§ Set exercise
Tell how many lines contain the word "work". Reply with the number only.

## Begin Extracted information

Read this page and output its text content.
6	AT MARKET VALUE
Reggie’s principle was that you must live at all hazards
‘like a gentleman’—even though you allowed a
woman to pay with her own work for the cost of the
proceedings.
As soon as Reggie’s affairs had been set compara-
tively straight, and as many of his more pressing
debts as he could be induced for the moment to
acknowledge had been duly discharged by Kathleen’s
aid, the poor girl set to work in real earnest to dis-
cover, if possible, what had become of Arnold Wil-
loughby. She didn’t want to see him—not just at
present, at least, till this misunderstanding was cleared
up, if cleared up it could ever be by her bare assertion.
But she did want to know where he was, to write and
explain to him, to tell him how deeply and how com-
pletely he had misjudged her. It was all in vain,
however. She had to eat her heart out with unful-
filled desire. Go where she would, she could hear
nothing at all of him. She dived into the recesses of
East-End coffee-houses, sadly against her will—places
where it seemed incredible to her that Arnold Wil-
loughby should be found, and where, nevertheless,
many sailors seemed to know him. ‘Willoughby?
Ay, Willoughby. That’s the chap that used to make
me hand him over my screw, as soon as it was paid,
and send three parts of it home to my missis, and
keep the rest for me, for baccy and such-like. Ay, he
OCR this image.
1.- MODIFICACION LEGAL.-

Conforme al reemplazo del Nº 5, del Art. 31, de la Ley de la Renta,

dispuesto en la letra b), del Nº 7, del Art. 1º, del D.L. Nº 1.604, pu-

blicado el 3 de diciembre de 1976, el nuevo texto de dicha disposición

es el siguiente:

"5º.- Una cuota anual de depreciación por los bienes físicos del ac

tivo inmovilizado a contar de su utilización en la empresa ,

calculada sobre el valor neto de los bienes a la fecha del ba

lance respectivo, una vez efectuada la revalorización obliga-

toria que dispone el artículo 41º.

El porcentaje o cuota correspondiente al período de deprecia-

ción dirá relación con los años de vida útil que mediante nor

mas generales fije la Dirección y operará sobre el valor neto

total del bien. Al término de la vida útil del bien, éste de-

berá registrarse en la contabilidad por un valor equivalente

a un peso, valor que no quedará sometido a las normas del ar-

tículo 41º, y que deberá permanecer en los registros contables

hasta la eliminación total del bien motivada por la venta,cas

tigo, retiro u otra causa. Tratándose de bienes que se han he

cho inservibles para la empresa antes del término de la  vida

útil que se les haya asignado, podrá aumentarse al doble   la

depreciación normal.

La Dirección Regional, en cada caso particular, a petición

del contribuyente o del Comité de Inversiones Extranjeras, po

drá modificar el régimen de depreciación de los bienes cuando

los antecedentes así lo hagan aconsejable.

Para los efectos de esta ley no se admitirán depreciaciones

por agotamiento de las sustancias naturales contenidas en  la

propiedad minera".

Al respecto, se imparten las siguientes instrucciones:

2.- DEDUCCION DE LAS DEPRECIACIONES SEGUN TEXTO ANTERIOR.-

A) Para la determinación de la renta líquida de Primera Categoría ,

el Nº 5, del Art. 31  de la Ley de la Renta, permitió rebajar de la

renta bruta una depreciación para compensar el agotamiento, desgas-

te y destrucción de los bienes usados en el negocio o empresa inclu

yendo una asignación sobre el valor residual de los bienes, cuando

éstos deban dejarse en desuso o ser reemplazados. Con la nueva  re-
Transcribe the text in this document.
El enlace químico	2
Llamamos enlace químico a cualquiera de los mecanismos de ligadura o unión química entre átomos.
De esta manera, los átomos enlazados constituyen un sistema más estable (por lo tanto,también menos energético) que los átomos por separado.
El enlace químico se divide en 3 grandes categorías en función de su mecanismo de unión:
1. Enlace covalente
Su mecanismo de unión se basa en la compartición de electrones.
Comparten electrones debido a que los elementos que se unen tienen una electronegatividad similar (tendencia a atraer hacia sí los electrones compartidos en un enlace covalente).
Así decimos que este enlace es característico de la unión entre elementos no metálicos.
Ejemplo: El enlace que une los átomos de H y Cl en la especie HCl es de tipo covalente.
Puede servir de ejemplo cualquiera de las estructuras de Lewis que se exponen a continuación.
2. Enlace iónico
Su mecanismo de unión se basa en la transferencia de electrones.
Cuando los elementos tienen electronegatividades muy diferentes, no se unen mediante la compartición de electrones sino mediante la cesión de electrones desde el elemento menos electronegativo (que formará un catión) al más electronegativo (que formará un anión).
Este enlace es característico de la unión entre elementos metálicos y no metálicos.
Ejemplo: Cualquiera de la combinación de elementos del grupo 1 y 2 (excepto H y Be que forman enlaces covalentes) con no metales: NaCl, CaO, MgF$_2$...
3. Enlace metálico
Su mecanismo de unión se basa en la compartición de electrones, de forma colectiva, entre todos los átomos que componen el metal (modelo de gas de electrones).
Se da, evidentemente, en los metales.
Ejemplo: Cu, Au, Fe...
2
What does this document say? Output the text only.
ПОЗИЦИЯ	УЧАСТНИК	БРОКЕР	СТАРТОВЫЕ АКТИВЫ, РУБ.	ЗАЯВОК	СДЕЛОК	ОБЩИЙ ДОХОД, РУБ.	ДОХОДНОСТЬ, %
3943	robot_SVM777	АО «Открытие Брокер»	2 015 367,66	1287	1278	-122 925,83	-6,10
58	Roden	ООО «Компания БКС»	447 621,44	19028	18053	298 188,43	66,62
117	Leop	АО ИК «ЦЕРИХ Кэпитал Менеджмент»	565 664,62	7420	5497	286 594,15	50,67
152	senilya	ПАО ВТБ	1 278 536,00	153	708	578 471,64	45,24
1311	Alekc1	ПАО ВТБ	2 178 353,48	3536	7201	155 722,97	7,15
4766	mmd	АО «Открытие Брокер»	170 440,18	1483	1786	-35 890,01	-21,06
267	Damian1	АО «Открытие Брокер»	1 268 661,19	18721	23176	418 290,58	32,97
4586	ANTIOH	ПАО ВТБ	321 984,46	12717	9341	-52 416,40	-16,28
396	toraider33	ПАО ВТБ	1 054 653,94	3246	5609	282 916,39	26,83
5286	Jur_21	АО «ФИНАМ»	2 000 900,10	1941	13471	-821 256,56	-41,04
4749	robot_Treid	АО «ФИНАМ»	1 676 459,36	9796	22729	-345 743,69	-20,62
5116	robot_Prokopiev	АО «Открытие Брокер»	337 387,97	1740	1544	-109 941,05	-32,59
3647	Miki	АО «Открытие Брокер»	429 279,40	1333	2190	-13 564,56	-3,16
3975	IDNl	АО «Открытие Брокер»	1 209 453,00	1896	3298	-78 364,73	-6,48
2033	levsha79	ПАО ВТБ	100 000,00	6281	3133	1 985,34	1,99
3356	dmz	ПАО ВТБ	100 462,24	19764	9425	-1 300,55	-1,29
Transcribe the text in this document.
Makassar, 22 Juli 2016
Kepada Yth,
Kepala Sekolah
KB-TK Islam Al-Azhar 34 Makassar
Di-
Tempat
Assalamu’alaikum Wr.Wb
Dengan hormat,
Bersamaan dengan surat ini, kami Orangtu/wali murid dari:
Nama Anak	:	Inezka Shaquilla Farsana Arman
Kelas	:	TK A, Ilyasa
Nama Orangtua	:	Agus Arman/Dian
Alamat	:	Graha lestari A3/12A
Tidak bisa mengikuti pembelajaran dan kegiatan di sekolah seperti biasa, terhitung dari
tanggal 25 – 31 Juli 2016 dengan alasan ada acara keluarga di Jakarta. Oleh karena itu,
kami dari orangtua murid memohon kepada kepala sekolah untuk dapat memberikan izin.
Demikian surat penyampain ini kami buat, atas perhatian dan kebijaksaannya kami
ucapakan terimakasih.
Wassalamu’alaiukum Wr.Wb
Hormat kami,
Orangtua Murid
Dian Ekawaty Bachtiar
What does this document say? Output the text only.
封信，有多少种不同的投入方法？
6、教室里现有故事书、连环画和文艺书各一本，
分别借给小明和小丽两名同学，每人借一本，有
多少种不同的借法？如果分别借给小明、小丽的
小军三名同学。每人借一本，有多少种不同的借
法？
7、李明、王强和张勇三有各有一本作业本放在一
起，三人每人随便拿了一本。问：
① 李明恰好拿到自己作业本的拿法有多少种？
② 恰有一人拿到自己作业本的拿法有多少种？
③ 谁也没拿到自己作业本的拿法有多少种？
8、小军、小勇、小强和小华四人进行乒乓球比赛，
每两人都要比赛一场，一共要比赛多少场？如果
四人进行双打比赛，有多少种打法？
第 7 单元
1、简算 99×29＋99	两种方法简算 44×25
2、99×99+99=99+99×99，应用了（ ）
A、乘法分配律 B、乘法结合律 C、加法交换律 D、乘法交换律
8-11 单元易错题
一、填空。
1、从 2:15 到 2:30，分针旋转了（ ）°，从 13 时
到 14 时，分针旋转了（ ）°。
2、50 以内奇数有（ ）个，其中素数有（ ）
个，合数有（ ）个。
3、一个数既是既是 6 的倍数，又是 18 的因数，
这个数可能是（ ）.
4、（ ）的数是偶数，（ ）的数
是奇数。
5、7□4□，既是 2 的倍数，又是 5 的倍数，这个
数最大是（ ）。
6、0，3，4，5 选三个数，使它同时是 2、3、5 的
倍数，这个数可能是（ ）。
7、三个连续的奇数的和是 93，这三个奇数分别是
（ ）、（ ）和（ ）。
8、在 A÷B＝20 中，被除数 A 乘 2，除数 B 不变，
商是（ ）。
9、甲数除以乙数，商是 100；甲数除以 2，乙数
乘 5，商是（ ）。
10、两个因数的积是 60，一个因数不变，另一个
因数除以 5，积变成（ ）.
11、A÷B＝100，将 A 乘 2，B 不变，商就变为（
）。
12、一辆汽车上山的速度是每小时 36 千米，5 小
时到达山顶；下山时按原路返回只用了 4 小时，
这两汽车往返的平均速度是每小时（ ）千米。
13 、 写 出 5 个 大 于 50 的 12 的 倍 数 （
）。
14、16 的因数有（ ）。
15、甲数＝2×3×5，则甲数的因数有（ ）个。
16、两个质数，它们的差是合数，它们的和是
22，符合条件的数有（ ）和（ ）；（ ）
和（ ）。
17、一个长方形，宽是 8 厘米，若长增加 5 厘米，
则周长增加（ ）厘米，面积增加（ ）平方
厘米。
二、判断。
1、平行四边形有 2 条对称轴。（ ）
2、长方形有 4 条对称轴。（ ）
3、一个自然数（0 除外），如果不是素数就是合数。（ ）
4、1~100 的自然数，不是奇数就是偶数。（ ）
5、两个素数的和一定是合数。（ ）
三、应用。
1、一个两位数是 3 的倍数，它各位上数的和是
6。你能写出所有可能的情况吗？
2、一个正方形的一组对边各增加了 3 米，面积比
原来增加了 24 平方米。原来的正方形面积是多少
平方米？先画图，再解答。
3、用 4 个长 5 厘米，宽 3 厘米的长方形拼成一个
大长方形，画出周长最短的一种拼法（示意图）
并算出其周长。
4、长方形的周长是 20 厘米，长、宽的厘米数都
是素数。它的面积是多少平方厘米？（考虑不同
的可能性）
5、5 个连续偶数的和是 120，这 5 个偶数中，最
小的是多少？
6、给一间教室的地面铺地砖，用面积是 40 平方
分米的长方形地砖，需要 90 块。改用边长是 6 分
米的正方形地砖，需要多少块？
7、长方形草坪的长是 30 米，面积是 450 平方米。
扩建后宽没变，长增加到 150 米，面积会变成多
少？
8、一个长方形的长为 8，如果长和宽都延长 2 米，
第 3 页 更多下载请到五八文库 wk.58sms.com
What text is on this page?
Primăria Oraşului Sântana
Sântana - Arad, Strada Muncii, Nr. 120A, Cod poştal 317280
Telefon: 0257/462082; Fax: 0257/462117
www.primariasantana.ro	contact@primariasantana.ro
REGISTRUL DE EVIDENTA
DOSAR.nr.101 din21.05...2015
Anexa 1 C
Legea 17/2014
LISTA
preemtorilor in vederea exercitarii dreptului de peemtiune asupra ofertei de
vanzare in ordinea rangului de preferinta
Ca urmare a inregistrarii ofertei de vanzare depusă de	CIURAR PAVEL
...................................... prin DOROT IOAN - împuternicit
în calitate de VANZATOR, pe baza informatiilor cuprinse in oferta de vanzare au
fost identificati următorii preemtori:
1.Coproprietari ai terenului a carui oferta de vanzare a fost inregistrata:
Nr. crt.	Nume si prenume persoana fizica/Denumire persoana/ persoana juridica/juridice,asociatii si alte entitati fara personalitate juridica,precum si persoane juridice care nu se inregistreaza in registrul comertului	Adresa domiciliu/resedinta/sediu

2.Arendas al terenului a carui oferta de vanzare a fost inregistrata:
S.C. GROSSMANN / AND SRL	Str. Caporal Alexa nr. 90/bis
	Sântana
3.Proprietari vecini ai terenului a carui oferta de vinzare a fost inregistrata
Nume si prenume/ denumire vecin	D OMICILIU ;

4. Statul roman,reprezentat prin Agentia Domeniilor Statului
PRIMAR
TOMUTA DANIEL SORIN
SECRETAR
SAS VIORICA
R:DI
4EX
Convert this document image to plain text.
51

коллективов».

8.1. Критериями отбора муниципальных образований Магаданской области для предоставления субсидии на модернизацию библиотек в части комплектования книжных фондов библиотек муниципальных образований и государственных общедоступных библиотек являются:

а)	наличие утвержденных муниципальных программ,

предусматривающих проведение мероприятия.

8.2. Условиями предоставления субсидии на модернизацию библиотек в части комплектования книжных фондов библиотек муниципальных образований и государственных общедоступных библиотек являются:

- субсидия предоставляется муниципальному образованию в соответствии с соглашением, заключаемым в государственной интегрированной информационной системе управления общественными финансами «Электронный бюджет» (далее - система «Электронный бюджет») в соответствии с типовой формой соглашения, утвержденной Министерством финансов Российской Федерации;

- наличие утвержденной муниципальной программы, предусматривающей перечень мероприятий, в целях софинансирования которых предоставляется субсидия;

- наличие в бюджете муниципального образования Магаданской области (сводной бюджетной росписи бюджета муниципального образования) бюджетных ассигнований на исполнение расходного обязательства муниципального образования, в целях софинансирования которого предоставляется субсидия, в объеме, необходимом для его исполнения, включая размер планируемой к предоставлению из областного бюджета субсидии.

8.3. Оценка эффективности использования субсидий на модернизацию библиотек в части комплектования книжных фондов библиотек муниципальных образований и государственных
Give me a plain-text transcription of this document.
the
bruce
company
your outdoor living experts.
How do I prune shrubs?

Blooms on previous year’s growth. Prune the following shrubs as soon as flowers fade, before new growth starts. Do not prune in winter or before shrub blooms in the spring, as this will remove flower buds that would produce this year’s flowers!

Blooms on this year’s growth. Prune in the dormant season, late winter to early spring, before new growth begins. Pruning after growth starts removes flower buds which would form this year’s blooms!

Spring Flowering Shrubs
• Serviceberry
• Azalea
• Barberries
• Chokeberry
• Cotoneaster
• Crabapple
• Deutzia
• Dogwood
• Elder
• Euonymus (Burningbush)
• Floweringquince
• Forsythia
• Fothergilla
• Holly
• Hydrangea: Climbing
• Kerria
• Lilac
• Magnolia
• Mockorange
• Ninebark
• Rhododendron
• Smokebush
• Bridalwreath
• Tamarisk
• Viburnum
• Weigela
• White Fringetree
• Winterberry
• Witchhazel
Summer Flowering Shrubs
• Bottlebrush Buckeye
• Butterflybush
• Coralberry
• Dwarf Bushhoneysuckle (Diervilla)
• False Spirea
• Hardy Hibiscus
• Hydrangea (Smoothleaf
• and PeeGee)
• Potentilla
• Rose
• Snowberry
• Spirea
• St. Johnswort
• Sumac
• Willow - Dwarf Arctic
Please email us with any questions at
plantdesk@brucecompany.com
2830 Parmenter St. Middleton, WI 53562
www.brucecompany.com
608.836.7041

## End Extracted information

§ Written solution
2